------ Records to use

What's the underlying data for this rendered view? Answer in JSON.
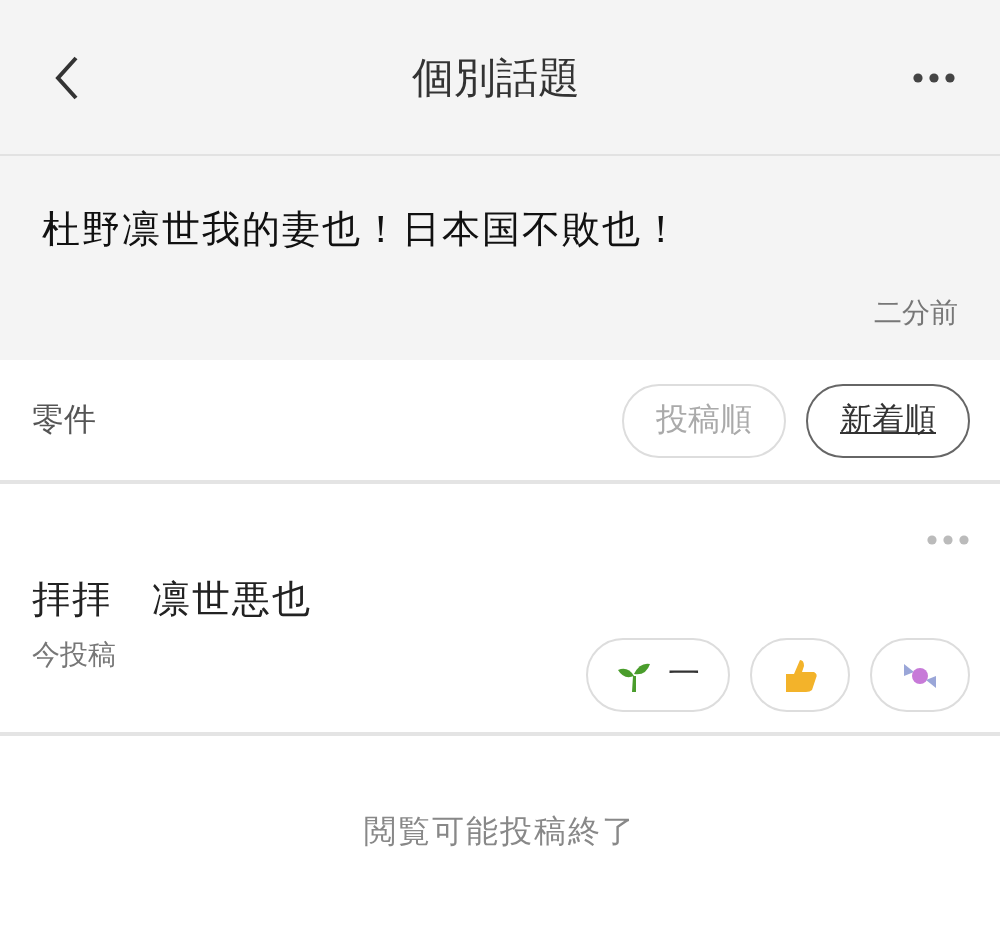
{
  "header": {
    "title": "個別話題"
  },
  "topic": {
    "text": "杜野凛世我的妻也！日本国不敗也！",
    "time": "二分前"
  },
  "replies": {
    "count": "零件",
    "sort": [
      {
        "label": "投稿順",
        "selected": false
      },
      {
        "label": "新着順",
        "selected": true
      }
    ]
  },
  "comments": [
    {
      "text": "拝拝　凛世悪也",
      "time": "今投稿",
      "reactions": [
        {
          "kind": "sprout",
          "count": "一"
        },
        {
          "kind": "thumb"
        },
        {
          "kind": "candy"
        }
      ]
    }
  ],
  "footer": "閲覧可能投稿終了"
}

------------
------ Records to use

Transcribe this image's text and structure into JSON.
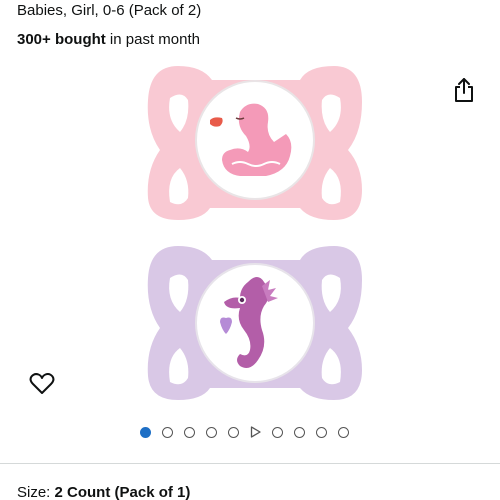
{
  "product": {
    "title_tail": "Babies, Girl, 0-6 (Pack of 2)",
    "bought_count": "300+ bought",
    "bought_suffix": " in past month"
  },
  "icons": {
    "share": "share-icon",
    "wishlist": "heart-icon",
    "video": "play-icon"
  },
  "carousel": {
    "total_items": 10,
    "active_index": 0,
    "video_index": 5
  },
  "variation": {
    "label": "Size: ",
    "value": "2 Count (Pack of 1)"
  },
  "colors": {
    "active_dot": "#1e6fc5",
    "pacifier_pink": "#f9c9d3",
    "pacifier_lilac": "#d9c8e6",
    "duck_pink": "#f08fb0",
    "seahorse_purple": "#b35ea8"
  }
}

------------

* [Exercise details]
What is the number of lines that hold the string "JSON"? Reply with that number alone.

* [Right answer]
2